*What is asked*.
Extract the text of each entry below exactly, leaving every image behind.

*Records*.
::::

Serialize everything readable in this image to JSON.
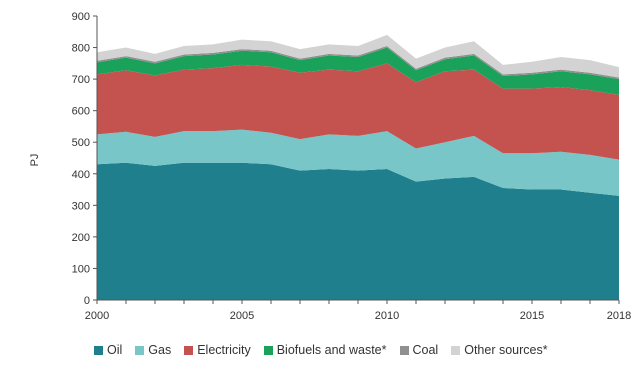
{
  "chart_data": {
    "type": "area",
    "stacked": true,
    "ylabel": "PJ",
    "xlabel": "",
    "title": "",
    "ylim": [
      0,
      900
    ],
    "yticks": [
      0,
      100,
      200,
      300,
      400,
      500,
      600,
      700,
      800,
      900
    ],
    "xlim": [
      2000,
      2018
    ],
    "xtick_labels": [
      "2000",
      "2005",
      "2010",
      "2015",
      "2018"
    ],
    "xticks": [
      2000,
      2005,
      2010,
      2015,
      2018
    ],
    "x": [
      2000,
      2001,
      2002,
      2003,
      2004,
      2005,
      2006,
      2007,
      2008,
      2009,
      2010,
      2011,
      2012,
      2013,
      2014,
      2015,
      2016,
      2017,
      2018
    ],
    "legend_position": "bottom",
    "series": [
      {
        "name": "Oil",
        "color": "#1f7f8c",
        "values": [
          430,
          435,
          425,
          435,
          435,
          435,
          430,
          410,
          415,
          410,
          415,
          375,
          385,
          390,
          355,
          350,
          350,
          340,
          330
        ]
      },
      {
        "name": "Gas",
        "color": "#79c6c9",
        "values": [
          95,
          98,
          92,
          100,
          100,
          105,
          100,
          100,
          110,
          110,
          120,
          105,
          115,
          130,
          110,
          115,
          120,
          120,
          115
        ]
      },
      {
        "name": "Electricity",
        "color": "#c4524f",
        "values": [
          190,
          195,
          195,
          195,
          200,
          205,
          210,
          210,
          205,
          205,
          215,
          210,
          225,
          210,
          205,
          205,
          205,
          205,
          205
        ]
      },
      {
        "name": "Biofuels and waste*",
        "color": "#1aa25a",
        "values": [
          38,
          40,
          38,
          43,
          43,
          45,
          45,
          40,
          45,
          45,
          50,
          38,
          38,
          45,
          40,
          45,
          50,
          50,
          50
        ]
      },
      {
        "name": "Coal",
        "color": "#909090",
        "values": [
          5,
          5,
          5,
          5,
          5,
          5,
          5,
          5,
          5,
          5,
          5,
          5,
          5,
          5,
          5,
          5,
          5,
          5,
          5
        ]
      },
      {
        "name": "Other sources*",
        "color": "#d3d3d3",
        "values": [
          27,
          27,
          25,
          27,
          27,
          30,
          30,
          30,
          30,
          30,
          35,
          32,
          32,
          40,
          30,
          35,
          40,
          40,
          33
        ]
      }
    ]
  }
}
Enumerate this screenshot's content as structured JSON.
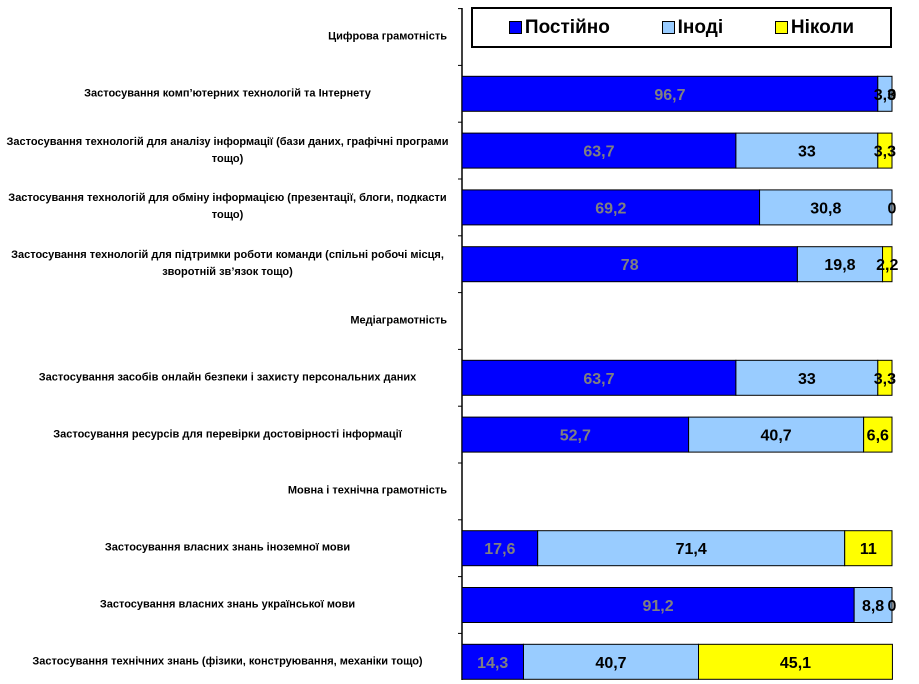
{
  "chart_data": {
    "type": "bar",
    "orientation": "horizontal",
    "stacked": true,
    "categories": [
      "Цифрова грамотність",
      "Застосування комп’ютерних технологій та Інтернету",
      "Застосування технологій для аналізу інформації (бази даних, графічні програми тощо)",
      "Застосування технологій для обміну інформацією (презентації, блоги, подкасти тощо)",
      "Застосування технологій для підтримки роботи команди (спільні робочі місця, зворотній зв’язок тощо)",
      "Медіаграмотність",
      "Застосування засобів онлайн безпеки і захисту персональних даних",
      "Застосування ресурсів для перевірки достовірності інформації",
      "Мовна і технічна  грамотність",
      "Застосування власних знань іноземної мови",
      "Застосування власних знань української мови",
      "Застосування технічних знань (фізики, конструювання, механіки тощо)"
    ],
    "group_headers": [
      0,
      5,
      8
    ],
    "series": [
      {
        "name": "Постійно",
        "color": "#0000ff",
        "label_color": "#808080",
        "values": [
          null,
          96.7,
          63.7,
          69.2,
          78,
          null,
          63.7,
          52.7,
          null,
          17.6,
          91.2,
          14.3
        ],
        "labels": [
          null,
          "96,7",
          "63,7",
          "69,2",
          "78",
          null,
          "63,7",
          "52,7",
          null,
          "17,6",
          "91,2",
          "14,3"
        ]
      },
      {
        "name": "Іноді",
        "color": "#99ccff",
        "label_color": "#000000",
        "values": [
          null,
          3.3,
          33,
          30.8,
          19.8,
          null,
          33,
          40.7,
          null,
          71.4,
          8.8,
          40.7
        ],
        "labels": [
          null,
          "3,3",
          "33",
          "30,8",
          "19,8",
          null,
          "33",
          "40,7",
          null,
          "71,4",
          "8,8",
          "40,7"
        ]
      },
      {
        "name": "Ніколи",
        "color": "#ffff00",
        "label_color": "#000000",
        "values": [
          null,
          0,
          3.3,
          0,
          2.2,
          null,
          3.3,
          6.6,
          null,
          11,
          0,
          45.1
        ],
        "labels": [
          null,
          "0",
          "3,3",
          "0",
          "2,2",
          null,
          "3,3",
          "6,6",
          null,
          "11",
          "0",
          "45,1"
        ]
      }
    ],
    "xlim": [
      0,
      100
    ],
    "legend_position": "top",
    "grid": false
  }
}
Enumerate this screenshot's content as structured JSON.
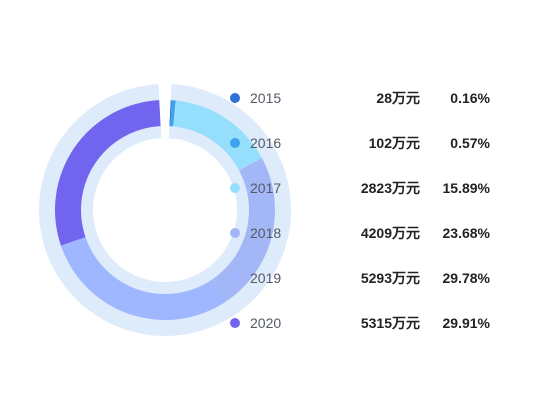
{
  "chart_data": {
    "type": "pie",
    "variant": "donut",
    "categories": [
      "2015",
      "2016",
      "2017",
      "2018",
      "2019",
      "2020"
    ],
    "values": [
      28,
      102,
      2823,
      4209,
      5293,
      5315
    ],
    "value_labels": [
      "28万元",
      "102万元",
      "2823万元",
      "4209万元",
      "5293万元",
      "5315万元"
    ],
    "percent_labels": [
      "0.16%",
      "0.57%",
      "15.89%",
      "23.68%",
      "29.78%",
      "29.91%"
    ],
    "colors": [
      "#2f6fd6",
      "#3ea3ee",
      "#96dffc",
      "#a3b7f7",
      "#9fb7ff",
      "#7164ee"
    ],
    "track_color": "#deebfb",
    "legend_position": "right"
  }
}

::::

*Response to the task*.
Serialize everything readable in this image to JSON.
{
  "chart_data": {
    "type": "area",
    "stacked": true,
    "ylabel": "PJ",
    "xlabel": "",
    "title": "",
    "ylim": [
      0,
      900
    ],
    "yticks": [
      0,
      100,
      200,
      300,
      400,
      500,
      600,
      700,
      800,
      900
    ],
    "xlim": [
      2000,
      2018
    ],
    "xtick_labels": [
      "2000",
      "2005",
      "2010",
      "2015",
      "2018"
    ],
    "xticks": [
      2000,
      2005,
      2010,
      2015,
      2018
    ],
    "x": [
      2000,
      2001,
      2002,
      2003,
      2004,
      2005,
      2006,
      2007,
      2008,
      2009,
      2010,
      2011,
      2012,
      2013,
      2014,
      2015,
      2016,
      2017,
      2018
    ],
    "legend_position": "bottom",
    "series": [
      {
        "name": "Oil",
        "color": "#1f7f8c",
        "values": [
          430,
          435,
          425,
          435,
          435,
          435,
          430,
          410,
          415,
          410,
          415,
          375,
          385,
          390,
          355,
          350,
          350,
          340,
          330
        ]
      },
      {
        "name": "Gas",
        "color": "#79c6c9",
        "values": [
          95,
          98,
          92,
          100,
          100,
          105,
          100,
          100,
          110,
          110,
          120,
          105,
          115,
          130,
          110,
          115,
          120,
          120,
          115
        ]
      },
      {
        "name": "Electricity",
        "color": "#c4524f",
        "values": [
          190,
          195,
          195,
          195,
          200,
          205,
          210,
          210,
          205,
          205,
          215,
          210,
          225,
          210,
          205,
          205,
          205,
          205,
          205
        ]
      },
      {
        "name": "Biofuels and waste*",
        "color": "#1aa25a",
        "values": [
          38,
          40,
          38,
          43,
          43,
          45,
          45,
          40,
          45,
          45,
          50,
          38,
          38,
          45,
          40,
          45,
          50,
          50,
          50
        ]
      },
      {
        "name": "Coal",
        "color": "#909090",
        "values": [
          5,
          5,
          5,
          5,
          5,
          5,
          5,
          5,
          5,
          5,
          5,
          5,
          5,
          5,
          5,
          5,
          5,
          5,
          5
        ]
      },
      {
        "name": "Other sources*",
        "color": "#d3d3d3",
        "values": [
          27,
          27,
          25,
          27,
          27,
          30,
          30,
          30,
          30,
          30,
          35,
          32,
          32,
          40,
          30,
          35,
          40,
          40,
          33
        ]
      }
    ]
  }
}
Enumerate this screenshot's content as structured JSON.
{
  "chart_data": {
    "type": "bar",
    "orientation": "horizontal",
    "stacked": true,
    "categories": [
      "Цифрова грамотність",
      "Застосування комп’ютерних технологій та Інтернету",
      "Застосування технологій для аналізу інформації (бази даних, графічні програми тощо)",
      "Застосування технологій для обміну інформацією (презентації, блоги, подкасти тощо)",
      "Застосування технологій для підтримки роботи команди (спільні робочі місця, зворотній зв’язок тощо)",
      "Медіаграмотність",
      "Застосування засобів онлайн безпеки і захисту персональних даних",
      "Застосування ресурсів для перевірки достовірності інформації",
      "Мовна і технічна  грамотність",
      "Застосування власних знань іноземної мови",
      "Застосування власних знань української мови",
      "Застосування технічних знань (фізики, конструювання, механіки тощо)"
    ],
    "group_headers": [
      0,
      5,
      8
    ],
    "series": [
      {
        "name": "Постійно",
        "color": "#0000ff",
        "label_color": "#808080",
        "values": [
          null,
          96.7,
          63.7,
          69.2,
          78,
          null,
          63.7,
          52.7,
          null,
          17.6,
          91.2,
          14.3
        ],
        "labels": [
          null,
          "96,7",
          "63,7",
          "69,2",
          "78",
          null,
          "63,7",
          "52,7",
          null,
          "17,6",
          "91,2",
          "14,3"
        ]
      },
      {
        "name": "Іноді",
        "color": "#99ccff",
        "label_color": "#000000",
        "values": [
          null,
          3.3,
          33,
          30.8,
          19.8,
          null,
          33,
          40.7,
          null,
          71.4,
          8.8,
          40.7
        ],
        "labels": [
          null,
          "3,3",
          "33",
          "30,8",
          "19,8",
          null,
          "33",
          "40,7",
          null,
          "71,4",
          "8,8",
          "40,7"
        ]
      },
      {
        "name": "Ніколи",
        "color": "#ffff00",
        "label_color": "#000000",
        "values": [
          null,
          0,
          3.3,
          0,
          2.2,
          null,
          3.3,
          6.6,
          null,
          11,
          0,
          45.1
        ],
        "labels": [
          null,
          "0",
          "3,3",
          "0",
          "2,2",
          null,
          "3,3",
          "6,6",
          null,
          "11",
          "0",
          "45,1"
        ]
      }
    ],
    "xlim": [
      0,
      100
    ],
    "legend_position": "top",
    "grid": false
  }
}
Enumerate this screenshot's content as structured JSON.
{
  "chart_data": {
    "type": "pie",
    "variant": "donut",
    "categories": [
      "2015",
      "2016",
      "2017",
      "2018",
      "2019",
      "2020"
    ],
    "values": [
      28,
      102,
      2823,
      4209,
      5293,
      5315
    ],
    "value_labels": [
      "28万元",
      "102万元",
      "2823万元",
      "4209万元",
      "5293万元",
      "5315万元"
    ],
    "percent_labels": [
      "0.16%",
      "0.57%",
      "15.89%",
      "23.68%",
      "29.78%",
      "29.91%"
    ],
    "colors": [
      "#2f6fd6",
      "#3ea3ee",
      "#96dffc",
      "#a3b7f7",
      "#9fb7ff",
      "#7164ee"
    ],
    "track_color": "#deebfb",
    "legend_position": "right"
  }
}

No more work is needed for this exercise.